— Stated problem —
Write the data out again, character for character, with no images.

Stored items:
— Begin —
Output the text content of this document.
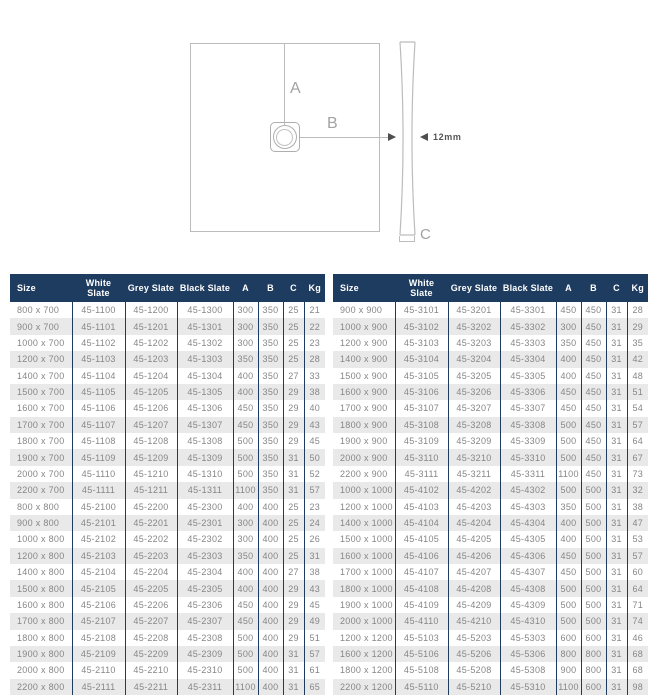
A
B
12mm
C
Size	White Slate	Grey Slate	Black Slate	A	B	C	Kg
800 x 700	45-1100	45-1200	45-1300	300	350	25	21
900 x 700	45-1101	45-1201	45-1301	300	350	25	22
1000 x 700	45-1102	45-1202	45-1302	300	350	25	23
1200 x 700	45-1103	45-1203	45-1303	350	350	25	28
1400 x 700	45-1104	45-1204	45-1304	400	350	27	33
1500 x 700	45-1105	45-1205	45-1305	400	350	29	38
1600 x 700	45-1106	45-1206	45-1306	450	350	29	40
1700 x 700	45-1107	45-1207	45-1307	450	350	29	43
1800 x 700	45-1108	45-1208	45-1308	500	350	29	45
1900 x 700	45-1109	45-1209	45-1309	500	350	31	50
2000 x 700	45-1110	45-1210	45-1310	500	350	31	52
2200 x 700	45-1111	45-1211	45-1311	1100	350	31	57
800 x 800	45-2100	45-2200	45-2300	400	400	25	23
900 x 800	45-2101	45-2201	45-2301	300	400	25	24
1000 x 800	45-2102	45-2202	45-2302	300	400	25	26
1200 x 800	45-2103	45-2203	45-2303	350	400	25	31
1400 x 800	45-2104	45-2204	45-2304	400	400	27	38
1500 x 800	45-2105	45-2205	45-2305	400	400	29	43
1600 x 800	45-2106	45-2206	45-2306	450	400	29	45
1700 x 800	45-2107	45-2207	45-2307	450	400	29	49
1800 x 800	45-2108	45-2208	45-2308	500	400	29	51
1900 x 800	45-2109	45-2209	45-2309	500	400	31	57
2000 x 800	45-2110	45-2210	45-2310	500	400	31	61
2200 x 800	45-2111	45-2211	45-2311	1100	400	31	65
Size	White Slate	Grey Slate	Black Slate	A	B	C	Kg
900 x 900	45-3101	45-3201	45-3301	450	450	31	28
1000 x 900	45-3102	45-3202	45-3302	300	450	31	29
1200 x 900	45-3103	45-3203	45-3303	350	450	31	35
1400 x 900	45-3104	45-3204	45-3304	400	450	31	42
1500 x 900	45-3105	45-3205	45-3305	400	450	31	48
1600 x 900	45-3106	45-3206	45-3306	450	450	31	51
1700 x 900	45-3107	45-3207	45-3307	450	450	31	54
1800 x 900	45-3108	45-3208	45-3308	500	450	31	57
1900 x 900	45-3109	45-3209	45-3309	500	450	31	64
2000 x 900	45-3110	45-3210	45-3310	500	450	31	67
2200 x 900	45-3111	45-3211	45-3311	1100	450	31	73
1000 x 1000	45-4102	45-4202	45-4302	500	500	31	32
1200 x 1000	45-4103	45-4203	45-4303	350	500	31	38
1400 x 1000	45-4104	45-4204	45-4304	400	500	31	47
1500 x 1000	45-4105	45-4205	45-4305	400	500	31	53
1600 x 1000	45-4106	45-4206	45-4306	450	500	31	57
1700 x 1000	45-4107	45-4207	45-4307	450	500	31	60
1800 x 1000	45-4108	45-4208	45-4308	500	500	31	64
1900 x 1000	45-4109	45-4209	45-4309	500	500	31	71
2000 x 1000	45-4110	45-4210	45-4310	500	500	31	74
1200 x 1200	45-5103	45-5203	45-5303	600	600	31	46
1600 x 1200	45-5106	45-5206	45-5306	800	800	31	68
1800 x 1200	45-5108	45-5208	45-5308	900	800	31	68
2200 x 1200	45-5110	45-5210	45-5310	1100	600	31	98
— End —
— Problem solution —
Output the text content of this document.
A
B
12mm
C
Size	White Slate	Grey Slate	Black Slate	A	B	C	Kg
800 x 700	45-1100	45-1200	45-1300	300	350	25	21
900 x 700	45-1101	45-1201	45-1301	300	350	25	22
1000 x 700	45-1102	45-1202	45-1302	300	350	25	23
1200 x 700	45-1103	45-1203	45-1303	350	350	25	28
1400 x 700	45-1104	45-1204	45-1304	400	350	27	33
1500 x 700	45-1105	45-1205	45-1305	400	350	29	38
1600 x 700	45-1106	45-1206	45-1306	450	350	29	40
1700 x 700	45-1107	45-1207	45-1307	450	350	29	43
1800 x 700	45-1108	45-1208	45-1308	500	350	29	45
1900 x 700	45-1109	45-1209	45-1309	500	350	31	50
2000 x 700	45-1110	45-1210	45-1310	500	350	31	52
2200 x 700	45-1111	45-1211	45-1311	1100	350	31	57
800 x 800	45-2100	45-2200	45-2300	400	400	25	23
900 x 800	45-2101	45-2201	45-2301	300	400	25	24
1000 x 800	45-2102	45-2202	45-2302	300	400	25	26
1200 x 800	45-2103	45-2203	45-2303	350	400	25	31
1400 x 800	45-2104	45-2204	45-2304	400	400	27	38
1500 x 800	45-2105	45-2205	45-2305	400	400	29	43
1600 x 800	45-2106	45-2206	45-2306	450	400	29	45
1700 x 800	45-2107	45-2207	45-2307	450	400	29	49
1800 x 800	45-2108	45-2208	45-2308	500	400	29	51
1900 x 800	45-2109	45-2209	45-2309	500	400	31	57
2000 x 800	45-2110	45-2210	45-2310	500	400	31	61
2200 x 800	45-2111	45-2211	45-2311	1100	400	31	65
Size	White Slate	Grey Slate	Black Slate	A	B	C	Kg
900 x 900	45-3101	45-3201	45-3301	450	450	31	28
1000 x 900	45-3102	45-3202	45-3302	300	450	31	29
1200 x 900	45-3103	45-3203	45-3303	350	450	31	35
1400 x 900	45-3104	45-3204	45-3304	400	450	31	42
1500 x 900	45-3105	45-3205	45-3305	400	450	31	48
1600 x 900	45-3106	45-3206	45-3306	450	450	31	51
1700 x 900	45-3107	45-3207	45-3307	450	450	31	54
1800 x 900	45-3108	45-3208	45-3308	500	450	31	57
1900 x 900	45-3109	45-3209	45-3309	500	450	31	64
2000 x 900	45-3110	45-3210	45-3310	500	450	31	67
2200 x 900	45-3111	45-3211	45-3311	1100	450	31	73
1000 x 1000	45-4102	45-4202	45-4302	500	500	31	32
1200 x 1000	45-4103	45-4203	45-4303	350	500	31	38
1400 x 1000	45-4104	45-4204	45-4304	400	500	31	47
1500 x 1000	45-4105	45-4205	45-4305	400	500	31	53
1600 x 1000	45-4106	45-4206	45-4306	450	500	31	57
1700 x 1000	45-4107	45-4207	45-4307	450	500	31	60
1800 x 1000	45-4108	45-4208	45-4308	500	500	31	64
1900 x 1000	45-4109	45-4209	45-4309	500	500	31	71
2000 x 1000	45-4110	45-4210	45-4310	500	500	31	74
1200 x 1200	45-5103	45-5203	45-5303	600	600	31	46
1600 x 1200	45-5106	45-5206	45-5306	800	800	31	68
1800 x 1200	45-5108	45-5208	45-5308	900	800	31	68
2200 x 1200	45-5110	45-5210	45-5310	1100	600	31	98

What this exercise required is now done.